**EXCERPTED DATA**
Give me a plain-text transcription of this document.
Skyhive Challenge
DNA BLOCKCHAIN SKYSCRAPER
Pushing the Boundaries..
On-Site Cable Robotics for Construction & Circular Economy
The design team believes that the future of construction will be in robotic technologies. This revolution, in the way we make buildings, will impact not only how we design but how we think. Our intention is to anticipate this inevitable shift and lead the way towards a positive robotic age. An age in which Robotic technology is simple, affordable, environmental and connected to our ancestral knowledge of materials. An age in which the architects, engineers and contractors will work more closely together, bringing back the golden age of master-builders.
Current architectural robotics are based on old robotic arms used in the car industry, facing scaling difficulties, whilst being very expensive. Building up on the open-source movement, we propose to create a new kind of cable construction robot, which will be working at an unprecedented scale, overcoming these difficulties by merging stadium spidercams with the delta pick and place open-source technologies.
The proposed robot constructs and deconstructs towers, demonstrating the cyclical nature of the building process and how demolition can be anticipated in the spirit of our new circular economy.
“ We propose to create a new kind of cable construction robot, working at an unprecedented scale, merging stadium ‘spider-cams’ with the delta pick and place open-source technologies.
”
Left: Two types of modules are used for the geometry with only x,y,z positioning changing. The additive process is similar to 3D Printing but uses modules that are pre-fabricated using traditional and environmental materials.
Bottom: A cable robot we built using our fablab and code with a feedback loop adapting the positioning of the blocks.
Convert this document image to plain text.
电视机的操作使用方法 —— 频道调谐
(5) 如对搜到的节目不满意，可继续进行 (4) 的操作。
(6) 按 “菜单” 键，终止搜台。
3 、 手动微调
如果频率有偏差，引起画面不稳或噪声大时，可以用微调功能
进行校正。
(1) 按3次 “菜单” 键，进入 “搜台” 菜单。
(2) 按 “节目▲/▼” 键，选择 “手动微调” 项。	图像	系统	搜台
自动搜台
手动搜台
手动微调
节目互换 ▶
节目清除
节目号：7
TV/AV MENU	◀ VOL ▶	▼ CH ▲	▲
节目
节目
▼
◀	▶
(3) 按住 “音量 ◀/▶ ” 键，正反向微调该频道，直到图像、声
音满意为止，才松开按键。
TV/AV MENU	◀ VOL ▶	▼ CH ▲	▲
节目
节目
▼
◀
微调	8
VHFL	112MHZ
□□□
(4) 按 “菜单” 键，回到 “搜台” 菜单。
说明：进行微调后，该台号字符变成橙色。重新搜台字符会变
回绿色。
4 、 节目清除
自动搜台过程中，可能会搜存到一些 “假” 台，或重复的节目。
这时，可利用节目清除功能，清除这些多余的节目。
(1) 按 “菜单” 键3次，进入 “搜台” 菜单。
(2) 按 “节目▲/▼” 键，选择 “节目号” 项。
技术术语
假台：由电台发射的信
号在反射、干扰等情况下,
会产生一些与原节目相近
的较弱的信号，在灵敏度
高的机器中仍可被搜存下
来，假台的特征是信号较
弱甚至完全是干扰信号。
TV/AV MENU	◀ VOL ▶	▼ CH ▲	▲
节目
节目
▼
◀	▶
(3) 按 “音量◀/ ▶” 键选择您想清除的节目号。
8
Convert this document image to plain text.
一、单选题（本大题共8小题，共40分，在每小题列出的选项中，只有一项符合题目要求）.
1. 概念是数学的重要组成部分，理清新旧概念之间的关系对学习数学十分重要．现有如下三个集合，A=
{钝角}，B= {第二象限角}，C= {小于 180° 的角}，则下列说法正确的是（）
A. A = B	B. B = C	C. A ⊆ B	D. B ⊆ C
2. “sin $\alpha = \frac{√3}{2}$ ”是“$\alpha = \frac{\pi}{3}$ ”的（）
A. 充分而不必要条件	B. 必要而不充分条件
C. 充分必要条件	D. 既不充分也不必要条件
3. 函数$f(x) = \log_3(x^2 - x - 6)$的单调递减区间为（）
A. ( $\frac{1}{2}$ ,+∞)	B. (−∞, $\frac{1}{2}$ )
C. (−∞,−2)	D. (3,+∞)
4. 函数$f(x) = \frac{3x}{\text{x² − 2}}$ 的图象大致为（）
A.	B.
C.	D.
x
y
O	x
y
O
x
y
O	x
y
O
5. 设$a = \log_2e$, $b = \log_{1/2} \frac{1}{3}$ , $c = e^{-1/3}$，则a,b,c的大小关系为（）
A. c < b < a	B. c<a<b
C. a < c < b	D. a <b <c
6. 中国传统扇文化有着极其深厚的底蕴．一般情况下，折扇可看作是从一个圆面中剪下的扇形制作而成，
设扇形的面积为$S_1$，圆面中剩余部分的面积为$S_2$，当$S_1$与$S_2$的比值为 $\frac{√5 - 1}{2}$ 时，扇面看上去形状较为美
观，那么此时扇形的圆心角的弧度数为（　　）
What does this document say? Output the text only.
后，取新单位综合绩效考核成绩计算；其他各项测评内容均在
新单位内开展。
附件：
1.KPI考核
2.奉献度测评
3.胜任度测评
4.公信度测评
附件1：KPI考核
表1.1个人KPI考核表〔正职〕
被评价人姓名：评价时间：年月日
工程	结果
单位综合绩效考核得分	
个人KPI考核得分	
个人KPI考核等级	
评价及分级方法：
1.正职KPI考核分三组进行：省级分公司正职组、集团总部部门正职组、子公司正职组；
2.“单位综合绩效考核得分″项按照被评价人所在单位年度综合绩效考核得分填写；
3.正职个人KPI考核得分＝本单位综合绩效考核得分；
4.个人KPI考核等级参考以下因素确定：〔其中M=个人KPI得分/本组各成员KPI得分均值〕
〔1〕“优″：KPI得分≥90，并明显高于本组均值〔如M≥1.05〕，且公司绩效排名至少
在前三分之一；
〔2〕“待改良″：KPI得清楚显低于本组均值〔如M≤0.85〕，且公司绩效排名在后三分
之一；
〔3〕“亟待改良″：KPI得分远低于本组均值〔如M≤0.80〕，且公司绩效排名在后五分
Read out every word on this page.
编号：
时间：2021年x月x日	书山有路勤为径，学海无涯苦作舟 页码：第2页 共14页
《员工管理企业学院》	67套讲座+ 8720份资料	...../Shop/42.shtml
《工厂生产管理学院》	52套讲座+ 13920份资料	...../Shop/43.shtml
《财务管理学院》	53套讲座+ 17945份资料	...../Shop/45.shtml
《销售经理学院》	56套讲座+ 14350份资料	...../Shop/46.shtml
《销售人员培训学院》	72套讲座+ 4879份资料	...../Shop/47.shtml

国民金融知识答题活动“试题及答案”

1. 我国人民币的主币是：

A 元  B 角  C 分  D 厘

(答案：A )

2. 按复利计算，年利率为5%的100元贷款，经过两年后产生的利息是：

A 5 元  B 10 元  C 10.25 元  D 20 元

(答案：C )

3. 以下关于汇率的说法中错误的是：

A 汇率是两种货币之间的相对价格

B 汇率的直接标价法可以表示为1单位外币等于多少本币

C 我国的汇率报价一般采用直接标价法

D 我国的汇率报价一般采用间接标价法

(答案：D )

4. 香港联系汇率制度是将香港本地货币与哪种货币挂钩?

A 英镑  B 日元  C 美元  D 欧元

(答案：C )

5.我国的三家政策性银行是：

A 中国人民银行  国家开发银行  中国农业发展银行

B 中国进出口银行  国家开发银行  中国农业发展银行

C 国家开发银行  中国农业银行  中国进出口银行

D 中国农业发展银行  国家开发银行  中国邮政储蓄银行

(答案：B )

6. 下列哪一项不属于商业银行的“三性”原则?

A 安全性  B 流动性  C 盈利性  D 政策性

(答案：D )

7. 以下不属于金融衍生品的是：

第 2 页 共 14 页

**WRITTEN TASK**
Each line above must be reproduced exactly as it stands.

**ANSWER TO THE PROBLEM**
Give me a plain-text transcription of this document.
Skyhive Challenge
DNA BLOCKCHAIN SKYSCRAPER
Pushing the Boundaries..
On-Site Cable Robotics for Construction & Circular Economy
The design team believes that the future of construction will be in robotic technologies. This revolution, in the way we make buildings, will impact not only how we design but how we think. Our intention is to anticipate this inevitable shift and lead the way towards a positive robotic age. An age in which Robotic technology is simple, affordable, environmental and connected to our ancestral knowledge of materials. An age in which the architects, engineers and contractors will work more closely together, bringing back the golden age of master-builders.
Current architectural robotics are based on old robotic arms used in the car industry, facing scaling difficulties, whilst being very expensive. Building up on the open-source movement, we propose to create a new kind of cable construction robot, which will be working at an unprecedented scale, overcoming these difficulties by merging stadium spidercams with the delta pick and place open-source technologies.
The proposed robot constructs and deconstructs towers, demonstrating the cyclical nature of the building process and how demolition can be anticipated in the spirit of our new circular economy.
“ We propose to create a new kind of cable construction robot, working at an unprecedented scale, merging stadium ‘spider-cams’ with the delta pick and place open-source technologies.
”
Left: Two types of modules are used for the geometry with only x,y,z positioning changing. The additive process is similar to 3D Printing but uses modules that are pre-fabricated using traditional and environmental materials.
Bottom: A cable robot we built using our fablab and code with a feedback loop adapting the positioning of the blocks.
Convert this document image to plain text.
电视机的操作使用方法 —— 频道调谐
(5) 如对搜到的节目不满意，可继续进行 (4) 的操作。
(6) 按 “菜单” 键，终止搜台。
3 、 手动微调
如果频率有偏差，引起画面不稳或噪声大时，可以用微调功能
进行校正。
(1) 按3次 “菜单” 键，进入 “搜台” 菜单。
(2) 按 “节目▲/▼” 键，选择 “手动微调” 项。	图像	系统	搜台
自动搜台
手动搜台
手动微调
节目互换 ▶
节目清除
节目号：7
TV/AV MENU	◀ VOL ▶	▼ CH ▲	▲
节目
节目
▼
◀	▶
(3) 按住 “音量 ◀/▶ ” 键，正反向微调该频道，直到图像、声
音满意为止，才松开按键。
TV/AV MENU	◀ VOL ▶	▼ CH ▲	▲
节目
节目
▼
◀
微调	8
VHFL	112MHZ
□□□
(4) 按 “菜单” 键，回到 “搜台” 菜单。
说明：进行微调后，该台号字符变成橙色。重新搜台字符会变
回绿色。
4 、 节目清除
自动搜台过程中，可能会搜存到一些 “假” 台，或重复的节目。
这时，可利用节目清除功能，清除这些多余的节目。
(1) 按 “菜单” 键3次，进入 “搜台” 菜单。
(2) 按 “节目▲/▼” 键，选择 “节目号” 项。
技术术语
假台：由电台发射的信
号在反射、干扰等情况下,
会产生一些与原节目相近
的较弱的信号，在灵敏度
高的机器中仍可被搜存下
来，假台的特征是信号较
弱甚至完全是干扰信号。
TV/AV MENU	◀ VOL ▶	▼ CH ▲	▲
节目
节目
▼
◀	▶
(3) 按 “音量◀/ ▶” 键选择您想清除的节目号。
8
Convert this document image to plain text.
一、单选题（本大题共8小题，共40分，在每小题列出的选项中，只有一项符合题目要求）.
1. 概念是数学的重要组成部分，理清新旧概念之间的关系对学习数学十分重要．现有如下三个集合，A=
{钝角}，B= {第二象限角}，C= {小于 180° 的角}，则下列说法正确的是（）
A. A = B	B. B = C	C. A ⊆ B	D. B ⊆ C
2. “sin $\alpha = \frac{√3}{2}$ ”是“$\alpha = \frac{\pi}{3}$ ”的（）
A. 充分而不必要条件	B. 必要而不充分条件
C. 充分必要条件	D. 既不充分也不必要条件
3. 函数$f(x) = \log_3(x^2 - x - 6)$的单调递减区间为（）
A. ( $\frac{1}{2}$ ,+∞)	B. (−∞, $\frac{1}{2}$ )
C. (−∞,−2)	D. (3,+∞)
4. 函数$f(x) = \frac{3x}{\text{x² − 2}}$ 的图象大致为（）
A.	B.
C.	D.
x
y
O	x
y
O
x
y
O	x
y
O
5. 设$a = \log_2e$, $b = \log_{1/2} \frac{1}{3}$ , $c = e^{-1/3}$，则a,b,c的大小关系为（）
A. c < b < a	B. c<a<b
C. a < c < b	D. a <b <c
6. 中国传统扇文化有着极其深厚的底蕴．一般情况下，折扇可看作是从一个圆面中剪下的扇形制作而成，
设扇形的面积为$S_1$，圆面中剩余部分的面积为$S_2$，当$S_1$与$S_2$的比值为 $\frac{√5 - 1}{2}$ 时，扇面看上去形状较为美
观，那么此时扇形的圆心角的弧度数为（　　）
What does this document say? Output the text only.
后，取新单位综合绩效考核成绩计算；其他各项测评内容均在
新单位内开展。
附件：
1.KPI考核
2.奉献度测评
3.胜任度测评
4.公信度测评
附件1：KPI考核
表1.1个人KPI考核表〔正职〕
被评价人姓名：评价时间：年月日
工程	结果
单位综合绩效考核得分	
个人KPI考核得分	
个人KPI考核等级	
评价及分级方法：
1.正职KPI考核分三组进行：省级分公司正职组、集团总部部门正职组、子公司正职组；
2.“单位综合绩效考核得分″项按照被评价人所在单位年度综合绩效考核得分填写；
3.正职个人KPI考核得分＝本单位综合绩效考核得分；
4.个人KPI考核等级参考以下因素确定：〔其中M=个人KPI得分/本组各成员KPI得分均值〕
〔1〕“优″：KPI得分≥90，并明显高于本组均值〔如M≥1.05〕，且公司绩效排名至少
在前三分之一；
〔2〕“待改良″：KPI得清楚显低于本组均值〔如M≤0.85〕，且公司绩效排名在后三分
之一；
〔3〕“亟待改良″：KPI得分远低于本组均值〔如M≤0.80〕，且公司绩效排名在后五分
Read out every word on this page.
编号：
时间：2021年x月x日	书山有路勤为径，学海无涯苦作舟 页码：第2页 共14页
《员工管理企业学院》	67套讲座+ 8720份资料	...../Shop/42.shtml
《工厂生产管理学院》	52套讲座+ 13920份资料	...../Shop/43.shtml
《财务管理学院》	53套讲座+ 17945份资料	...../Shop/45.shtml
《销售经理学院》	56套讲座+ 14350份资料	...../Shop/46.shtml
《销售人员培训学院》	72套讲座+ 4879份资料	...../Shop/47.shtml

国民金融知识答题活动“试题及答案”

1. 我国人民币的主币是：

A 元  B 角  C 分  D 厘

(答案：A )

2. 按复利计算，年利率为5%的100元贷款，经过两年后产生的利息是：

A 5 元  B 10 元  C 10.25 元  D 20 元

(答案：C )

3. 以下关于汇率的说法中错误的是：

A 汇率是两种货币之间的相对价格

B 汇率的直接标价法可以表示为1单位外币等于多少本币

C 我国的汇率报价一般采用直接标价法

D 我国的汇率报价一般采用间接标价法

(答案：D )

4. 香港联系汇率制度是将香港本地货币与哪种货币挂钩?

A 英镑  B 日元  C 美元  D 欧元

(答案：C )

5.我国的三家政策性银行是：

A 中国人民银行  国家开发银行  中国农业发展银行

B 中国进出口银行  国家开发银行  中国农业发展银行

C 国家开发银行  中国农业银行  中国进出口银行

D 中国农业发展银行  国家开发银行  中国邮政储蓄银行

(答案：B )

6. 下列哪一项不属于商业银行的“三性”原则?

A 安全性  B 流动性  C 盈利性  D 政策性

(答案：D )

7. 以下不属于金融衍生品的是：

第 2 页 共 14 页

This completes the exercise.